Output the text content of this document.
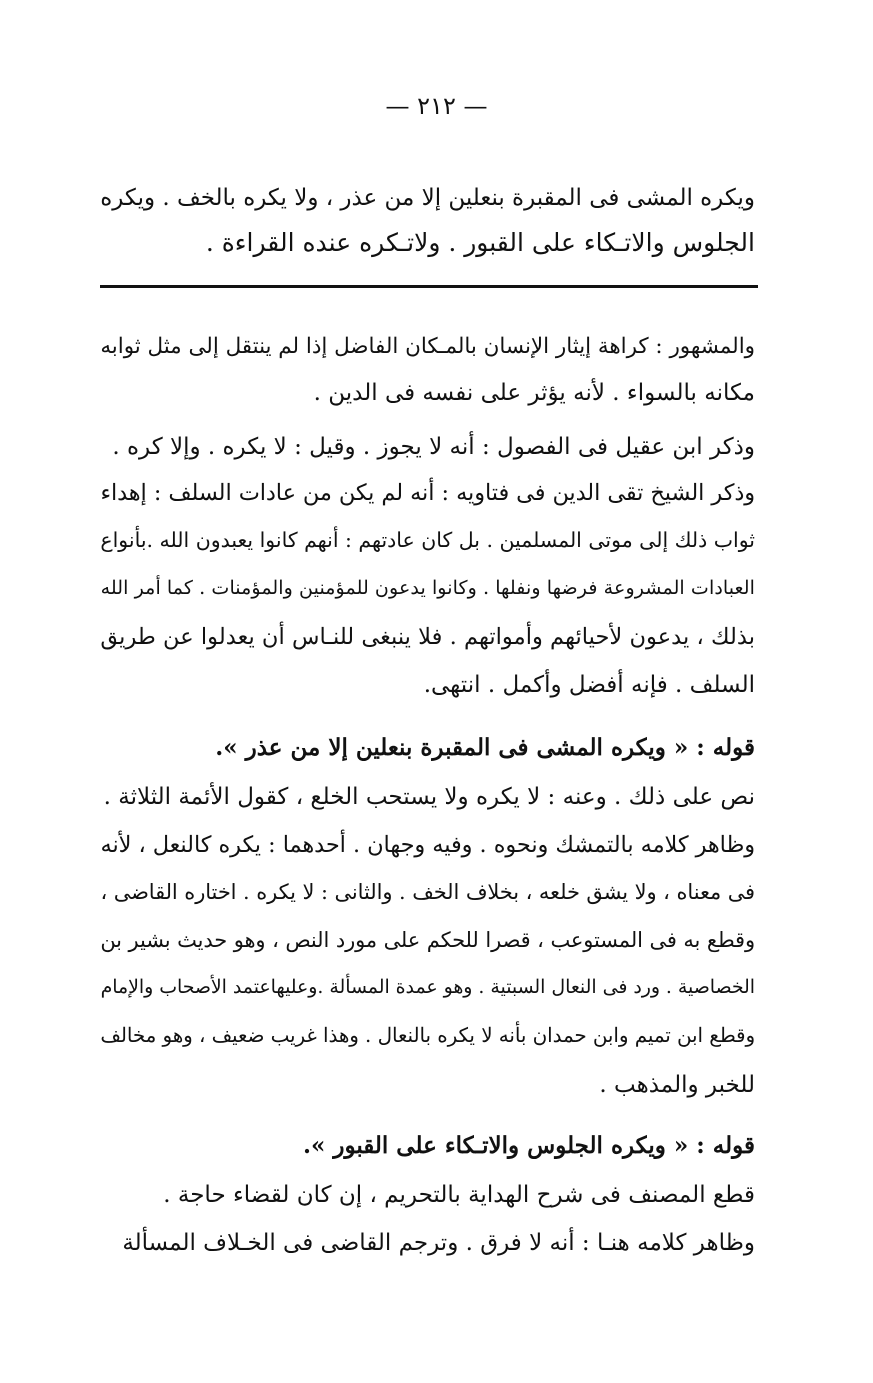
— ٢١٢ —
ويكره المشى فى المقبرة بنعلين إلا من عذر ، ولا يكره بالخف . ويكره
الجلوس والاتـكاء على القبور . ولاتـكره عنده القراءة .
والمشهور : كراهة إيثار الإنسان بالمـكان الفاضل إذا لم ينتقل إلى مثل ثوابه
مكانه بالسواء . لأنه يؤثر على نفسه فى الدين .
وذكر ابن عقيل فى الفصول : أنه لا يجوز . وقيل : لا يكره . وإلا كره .
وذكر الشيخ تقى الدين فى فتاويه : أنه لم يكن من عادات السلف : إهداء
ثواب ذلك إلى موتى المسلمين . بل كان عادتهم : أنهم كانوا يعبدون الله .بأنواع
العبادات المشروعة فرضها ونفلها . وكانوا يدعون للمؤمنين والمؤمنات . كما أمر الله
بذلك ، يدعون لأحيائهم وأمواتهم . فلا ينبغى للنـاس أن يعدلوا عن طريق
السلف . فإنه أفضل وأكمل . انتهى.
قوله : « ويكره المشى فى المقبرة بنعلين إلا من عذر ».
نص على ذلك . وعنه : لا يكره ولا يستحب الخلع ، كقول الأئمة الثلاثة .
وظاهر كلامه بالتمشك ونحوه . وفيه وجهان . أحدهما : يكره كالنعل ، لأنه
فى معناه ، ولا يشق خلعه ، بخلاف الخف . والثانى : لا يكره . اختاره القاضى ،
وقطع به فى المستوعب ، قصرا للحكم على مورد النص ، وهو حديث بشير بن
الخصاصية . ورد فى النعال السبتية . وهو عمدة المسألة .وعليهاعتمد الأصحاب والإمام
وقطع ابن تميم وابن حمدان بأنه لا يكره بالنعال . وهذا غريب ضعيف ، وهو مخالف
للخبر والمذهب .
قوله : « ويكره الجلوس والاتـكاء على القبور ».
قطع المصنف فى شرح الهداية بالتحريم ، إن كان لقضاء حاجة .
وظاهر كلامه هنـا : أنه لا فرق . وترجم القاضى فى الخـلاف المسألة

================

▸ GIVEN REQUEST
Make a verbatim copy of all the entries and strip out the pictures.

▸ SOLUTION
Output the text content of this document.
— ٢١٢ —
ويكره المشى فى المقبرة بنعلين إلا من عذر ، ولا يكره بالخف . ويكره
الجلوس والاتـكاء على القبور . ولاتـكره عنده القراءة .
والمشهور : كراهة إيثار الإنسان بالمـكان الفاضل إذا لم ينتقل إلى مثل ثوابه
مكانه بالسواء . لأنه يؤثر على نفسه فى الدين .
وذكر ابن عقيل فى الفصول : أنه لا يجوز . وقيل : لا يكره . وإلا كره .
وذكر الشيخ تقى الدين فى فتاويه : أنه لم يكن من عادات السلف : إهداء
ثواب ذلك إلى موتى المسلمين . بل كان عادتهم : أنهم كانوا يعبدون الله .بأنواع
العبادات المشروعة فرضها ونفلها . وكانوا يدعون للمؤمنين والمؤمنات . كما أمر الله
بذلك ، يدعون لأحيائهم وأمواتهم . فلا ينبغى للنـاس أن يعدلوا عن طريق
السلف . فإنه أفضل وأكمل . انتهى.
قوله : « ويكره المشى فى المقبرة بنعلين إلا من عذر ».
نص على ذلك . وعنه : لا يكره ولا يستحب الخلع ، كقول الأئمة الثلاثة .
وظاهر كلامه بالتمشك ونحوه . وفيه وجهان . أحدهما : يكره كالنعل ، لأنه
فى معناه ، ولا يشق خلعه ، بخلاف الخف . والثانى : لا يكره . اختاره القاضى ،
وقطع به فى المستوعب ، قصرا للحكم على مورد النص ، وهو حديث بشير بن
الخصاصية . ورد فى النعال السبتية . وهو عمدة المسألة .وعليهاعتمد الأصحاب والإمام
وقطع ابن تميم وابن حمدان بأنه لا يكره بالنعال . وهذا غريب ضعيف ، وهو مخالف
للخبر والمذهب .
قوله : « ويكره الجلوس والاتـكاء على القبور ».
قطع المصنف فى شرح الهداية بالتحريم ، إن كان لقضاء حاجة .
وظاهر كلامه هنـا : أنه لا فرق . وترجم القاضى فى الخـلاف المسألة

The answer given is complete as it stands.